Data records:
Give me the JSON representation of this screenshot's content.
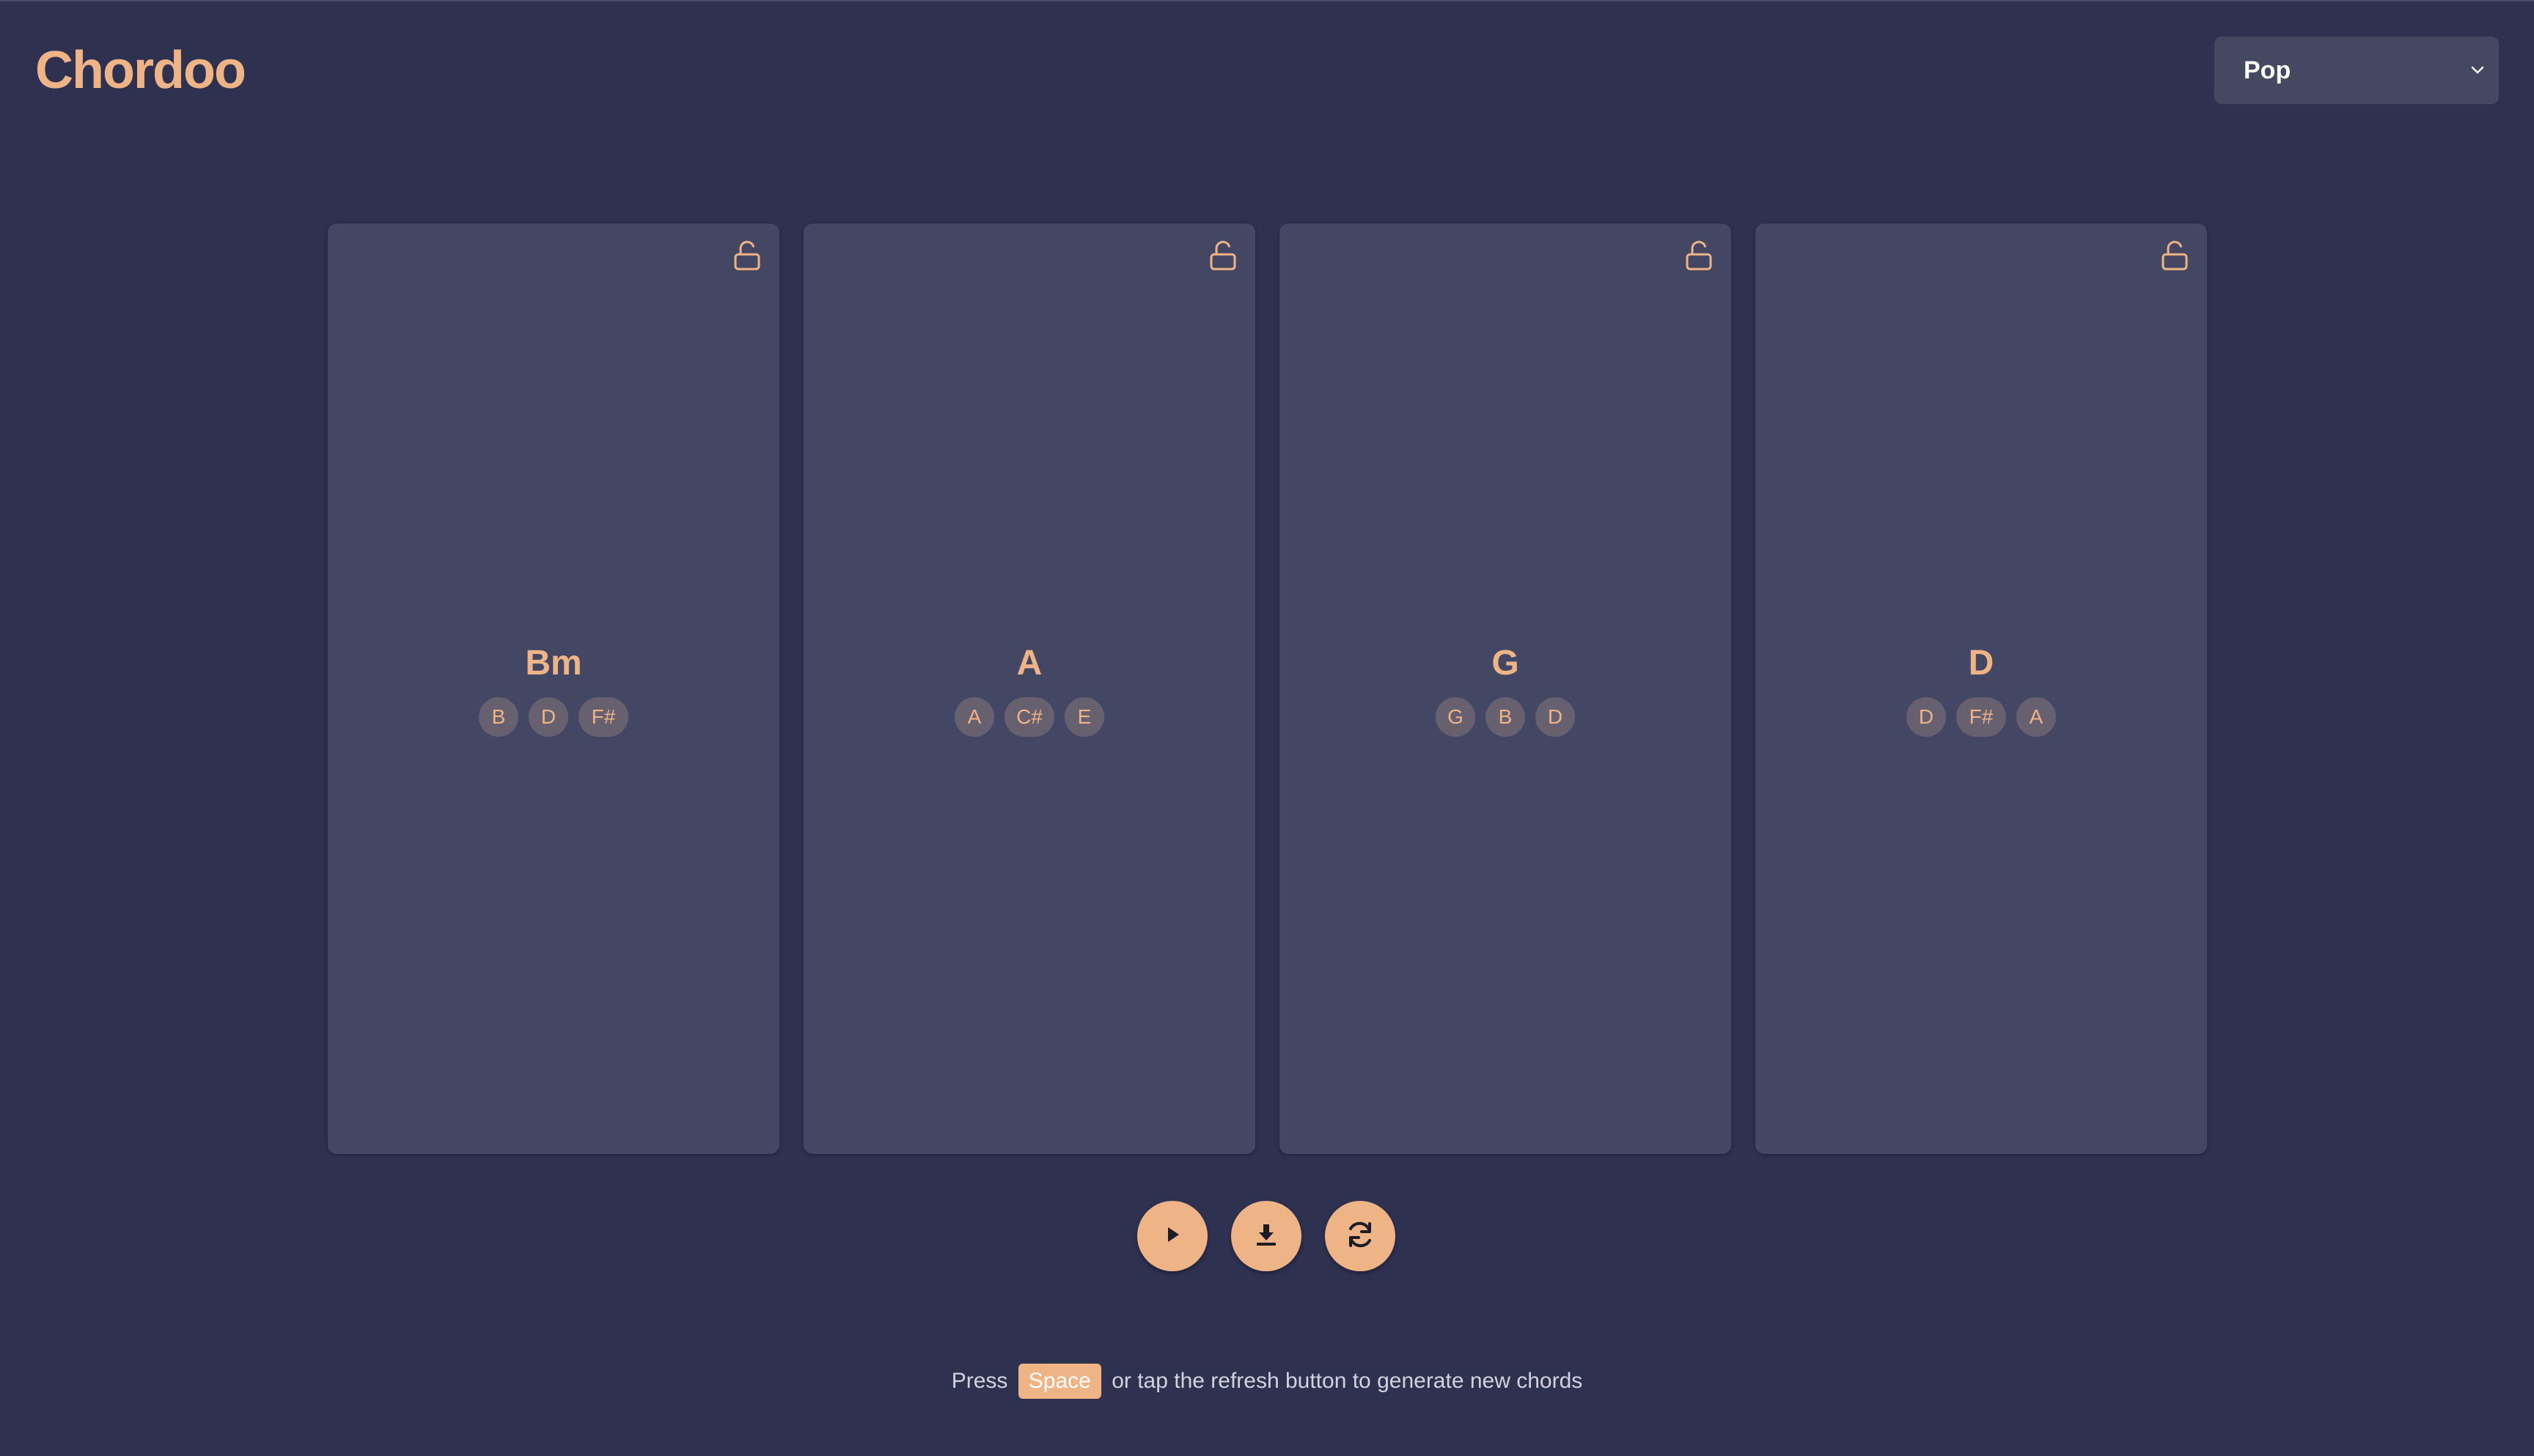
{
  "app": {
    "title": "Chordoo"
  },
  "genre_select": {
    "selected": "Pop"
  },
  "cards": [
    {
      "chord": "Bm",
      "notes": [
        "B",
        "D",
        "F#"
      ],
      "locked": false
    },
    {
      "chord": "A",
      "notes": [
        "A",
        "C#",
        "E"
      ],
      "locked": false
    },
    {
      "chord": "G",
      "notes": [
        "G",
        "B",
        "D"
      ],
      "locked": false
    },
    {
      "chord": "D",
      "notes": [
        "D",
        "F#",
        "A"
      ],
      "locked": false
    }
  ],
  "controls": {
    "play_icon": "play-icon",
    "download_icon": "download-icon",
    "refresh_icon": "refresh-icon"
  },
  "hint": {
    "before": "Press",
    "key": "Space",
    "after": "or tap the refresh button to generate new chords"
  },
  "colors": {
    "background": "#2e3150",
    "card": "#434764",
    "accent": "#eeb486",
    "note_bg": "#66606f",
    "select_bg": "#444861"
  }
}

* * *

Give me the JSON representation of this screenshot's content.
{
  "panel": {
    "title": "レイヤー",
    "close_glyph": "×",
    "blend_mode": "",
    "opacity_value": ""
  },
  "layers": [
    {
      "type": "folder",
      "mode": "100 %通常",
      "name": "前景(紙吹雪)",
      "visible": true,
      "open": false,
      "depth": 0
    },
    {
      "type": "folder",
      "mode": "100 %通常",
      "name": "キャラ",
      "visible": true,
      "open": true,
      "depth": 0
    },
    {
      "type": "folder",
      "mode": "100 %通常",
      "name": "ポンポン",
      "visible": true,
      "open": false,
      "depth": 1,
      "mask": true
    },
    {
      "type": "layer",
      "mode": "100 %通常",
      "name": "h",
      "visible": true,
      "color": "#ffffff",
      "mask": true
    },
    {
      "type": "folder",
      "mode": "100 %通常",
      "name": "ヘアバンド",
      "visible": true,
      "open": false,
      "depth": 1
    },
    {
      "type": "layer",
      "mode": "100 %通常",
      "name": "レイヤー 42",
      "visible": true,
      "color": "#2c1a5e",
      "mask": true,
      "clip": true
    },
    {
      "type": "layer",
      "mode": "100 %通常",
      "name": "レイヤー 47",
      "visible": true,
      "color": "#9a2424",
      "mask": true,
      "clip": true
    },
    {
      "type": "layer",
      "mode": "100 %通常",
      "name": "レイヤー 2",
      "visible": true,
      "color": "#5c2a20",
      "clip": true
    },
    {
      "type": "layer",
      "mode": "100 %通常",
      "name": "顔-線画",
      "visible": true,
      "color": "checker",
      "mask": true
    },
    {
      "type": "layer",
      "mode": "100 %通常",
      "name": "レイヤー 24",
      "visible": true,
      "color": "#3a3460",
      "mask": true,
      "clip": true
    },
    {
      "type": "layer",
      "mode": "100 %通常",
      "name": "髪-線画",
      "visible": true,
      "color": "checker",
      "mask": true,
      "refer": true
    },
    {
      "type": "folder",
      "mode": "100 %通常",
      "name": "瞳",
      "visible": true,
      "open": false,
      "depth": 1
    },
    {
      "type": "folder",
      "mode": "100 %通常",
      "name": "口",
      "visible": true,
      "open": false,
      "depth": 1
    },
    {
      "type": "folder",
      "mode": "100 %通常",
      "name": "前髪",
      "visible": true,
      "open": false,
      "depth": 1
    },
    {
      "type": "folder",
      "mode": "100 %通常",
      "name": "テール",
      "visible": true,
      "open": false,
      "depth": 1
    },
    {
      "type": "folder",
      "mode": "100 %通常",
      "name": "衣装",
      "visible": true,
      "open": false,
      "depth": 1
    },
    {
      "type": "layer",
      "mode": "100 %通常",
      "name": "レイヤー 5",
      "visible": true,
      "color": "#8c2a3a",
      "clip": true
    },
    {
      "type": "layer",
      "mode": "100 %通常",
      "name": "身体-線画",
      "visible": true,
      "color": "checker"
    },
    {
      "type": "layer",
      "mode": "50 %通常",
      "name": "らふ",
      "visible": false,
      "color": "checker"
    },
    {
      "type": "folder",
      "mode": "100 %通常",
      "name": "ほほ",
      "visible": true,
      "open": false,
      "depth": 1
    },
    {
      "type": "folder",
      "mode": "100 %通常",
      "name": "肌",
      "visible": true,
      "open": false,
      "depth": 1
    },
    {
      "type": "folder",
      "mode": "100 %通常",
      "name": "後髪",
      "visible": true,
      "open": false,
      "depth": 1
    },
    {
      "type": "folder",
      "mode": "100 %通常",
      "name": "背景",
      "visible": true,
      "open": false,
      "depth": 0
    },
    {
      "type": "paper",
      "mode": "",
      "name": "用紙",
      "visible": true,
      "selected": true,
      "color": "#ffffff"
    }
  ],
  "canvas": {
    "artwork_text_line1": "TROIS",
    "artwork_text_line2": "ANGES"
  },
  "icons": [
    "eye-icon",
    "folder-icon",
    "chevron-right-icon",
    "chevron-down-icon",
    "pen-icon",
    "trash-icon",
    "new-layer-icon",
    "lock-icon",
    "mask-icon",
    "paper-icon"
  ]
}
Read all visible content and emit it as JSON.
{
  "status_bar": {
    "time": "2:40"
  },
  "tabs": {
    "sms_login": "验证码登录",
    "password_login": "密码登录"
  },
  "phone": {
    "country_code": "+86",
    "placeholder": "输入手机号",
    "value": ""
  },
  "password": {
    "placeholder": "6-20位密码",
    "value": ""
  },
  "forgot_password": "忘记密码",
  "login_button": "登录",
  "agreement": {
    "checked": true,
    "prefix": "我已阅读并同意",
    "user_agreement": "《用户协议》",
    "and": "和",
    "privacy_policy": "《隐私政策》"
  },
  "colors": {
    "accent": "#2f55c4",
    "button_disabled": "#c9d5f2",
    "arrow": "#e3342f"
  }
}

Problem details:
Count all lines of the data that include "placeholder". The answer is the number alone.

The answer:
2